Dataset excerpt

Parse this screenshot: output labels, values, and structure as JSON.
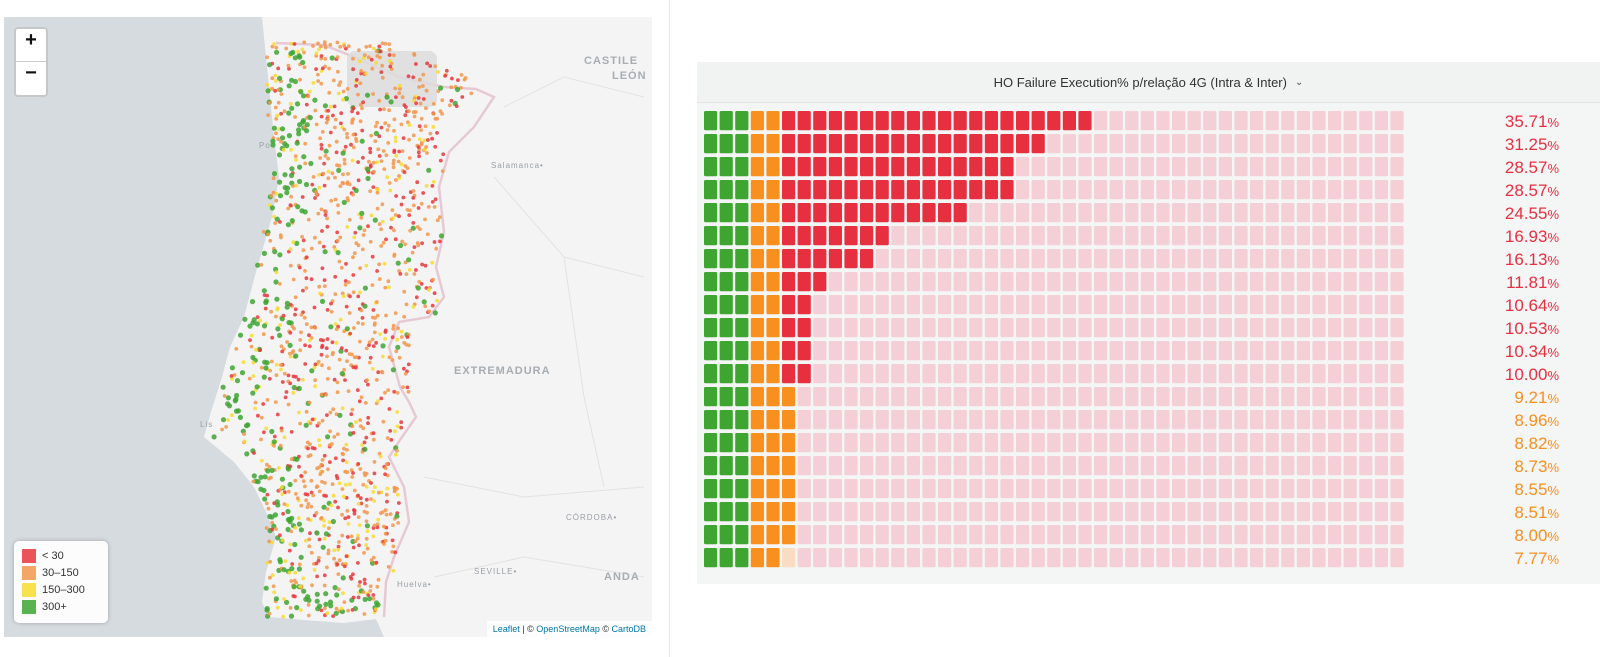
{
  "map": {
    "zoom_in_label": "+",
    "zoom_out_label": "−",
    "regions": {
      "castile": "CASTILE",
      "leon": "LEÓN",
      "extremadura": "EXTREMADURA",
      "andalucia": "ANDA",
      "salamanca": "Salamanca•",
      "cordoba": "CÓRDOBA•",
      "seville": "SEVILLE•",
      "huelva": "Huelva•",
      "porto": "Po",
      "lisboa": "Lis"
    },
    "legend": [
      {
        "label": "< 30",
        "color": "#e8373c"
      },
      {
        "label": "30–150",
        "color": "#f2964b"
      },
      {
        "label": "150–300",
        "color": "#f7dc2e"
      },
      {
        "label": "300+",
        "color": "#3ea531"
      }
    ],
    "attribution": {
      "leaflet": "Leaflet",
      "sep1": " | © ",
      "osm": "OpenStreetMap",
      "sep2": " © ",
      "carto": "CartoDB"
    },
    "colors": {
      "water": "#d6dbe0",
      "land": "#f4f4f4",
      "border": "#e6c9d4"
    }
  },
  "panel": {
    "title": "HO Failure Execution% p/relação 4G (Intra & Inter)",
    "chevron": "⌄",
    "waffle": {
      "columns": 45,
      "colors": {
        "green": "#3ea531",
        "orange": "#f7901e",
        "red": "#e63040",
        "red_empty": "#f4cfd6",
        "orange_empty": "#f8dcc3"
      },
      "rows": [
        {
          "value": 35.71,
          "label": "35.71",
          "unit": "%"
        },
        {
          "value": 31.25,
          "label": "31.25",
          "unit": "%"
        },
        {
          "value": 28.57,
          "label": "28.57",
          "unit": "%"
        },
        {
          "value": 28.57,
          "label": "28.57",
          "unit": "%"
        },
        {
          "value": 24.55,
          "label": "24.55",
          "unit": "%"
        },
        {
          "value": 16.93,
          "label": "16.93",
          "unit": "%"
        },
        {
          "value": 16.13,
          "label": "16.13",
          "unit": "%"
        },
        {
          "value": 11.81,
          "label": "11.81",
          "unit": "%"
        },
        {
          "value": 10.64,
          "label": "10.64",
          "unit": "%"
        },
        {
          "value": 10.53,
          "label": "10.53",
          "unit": "%"
        },
        {
          "value": 10.34,
          "label": "10.34",
          "unit": "%"
        },
        {
          "value": 10.0,
          "label": "10.00",
          "unit": "%"
        },
        {
          "value": 9.21,
          "label": "9.21",
          "unit": "%"
        },
        {
          "value": 8.96,
          "label": "8.96",
          "unit": "%"
        },
        {
          "value": 8.82,
          "label": "8.82",
          "unit": "%"
        },
        {
          "value": 8.73,
          "label": "8.73",
          "unit": "%"
        },
        {
          "value": 8.55,
          "label": "8.55",
          "unit": "%"
        },
        {
          "value": 8.51,
          "label": "8.51",
          "unit": "%"
        },
        {
          "value": 8.0,
          "label": "8.00",
          "unit": "%"
        },
        {
          "value": 7.77,
          "label": "7.77",
          "unit": "%"
        }
      ]
    }
  }
}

What you need to do:
All entries are to be retyped exactly. Omit any embedded images.

Final result:
Parse this screenshot: output labels, values, and structure as JSON.
{
  "map": {
    "zoom_in_label": "+",
    "zoom_out_label": "−",
    "regions": {
      "castile": "CASTILE",
      "leon": "LEÓN",
      "extremadura": "EXTREMADURA",
      "andalucia": "ANDA",
      "salamanca": "Salamanca•",
      "cordoba": "CÓRDOBA•",
      "seville": "SEVILLE•",
      "huelva": "Huelva•",
      "porto": "Po",
      "lisboa": "Lis"
    },
    "legend": [
      {
        "label": "< 30",
        "color": "#e8373c"
      },
      {
        "label": "30–150",
        "color": "#f2964b"
      },
      {
        "label": "150–300",
        "color": "#f7dc2e"
      },
      {
        "label": "300+",
        "color": "#3ea531"
      }
    ],
    "attribution": {
      "leaflet": "Leaflet",
      "sep1": " | © ",
      "osm": "OpenStreetMap",
      "sep2": " © ",
      "carto": "CartoDB"
    },
    "colors": {
      "water": "#d6dbe0",
      "land": "#f4f4f4",
      "border": "#e6c9d4"
    }
  },
  "panel": {
    "title": "HO Failure Execution% p/relação 4G (Intra & Inter)",
    "chevron": "⌄",
    "waffle": {
      "columns": 45,
      "colors": {
        "green": "#3ea531",
        "orange": "#f7901e",
        "red": "#e63040",
        "red_empty": "#f4cfd6",
        "orange_empty": "#f8dcc3"
      },
      "rows": [
        {
          "value": 35.71,
          "label": "35.71",
          "unit": "%"
        },
        {
          "value": 31.25,
          "label": "31.25",
          "unit": "%"
        },
        {
          "value": 28.57,
          "label": "28.57",
          "unit": "%"
        },
        {
          "value": 28.57,
          "label": "28.57",
          "unit": "%"
        },
        {
          "value": 24.55,
          "label": "24.55",
          "unit": "%"
        },
        {
          "value": 16.93,
          "label": "16.93",
          "unit": "%"
        },
        {
          "value": 16.13,
          "label": "16.13",
          "unit": "%"
        },
        {
          "value": 11.81,
          "label": "11.81",
          "unit": "%"
        },
        {
          "value": 10.64,
          "label": "10.64",
          "unit": "%"
        },
        {
          "value": 10.53,
          "label": "10.53",
          "unit": "%"
        },
        {
          "value": 10.34,
          "label": "10.34",
          "unit": "%"
        },
        {
          "value": 10.0,
          "label": "10.00",
          "unit": "%"
        },
        {
          "value": 9.21,
          "label": "9.21",
          "unit": "%"
        },
        {
          "value": 8.96,
          "label": "8.96",
          "unit": "%"
        },
        {
          "value": 8.82,
          "label": "8.82",
          "unit": "%"
        },
        {
          "value": 8.73,
          "label": "8.73",
          "unit": "%"
        },
        {
          "value": 8.55,
          "label": "8.55",
          "unit": "%"
        },
        {
          "value": 8.51,
          "label": "8.51",
          "unit": "%"
        },
        {
          "value": 8.0,
          "label": "8.00",
          "unit": "%"
        },
        {
          "value": 7.77,
          "label": "7.77",
          "unit": "%"
        }
      ]
    }
  }
}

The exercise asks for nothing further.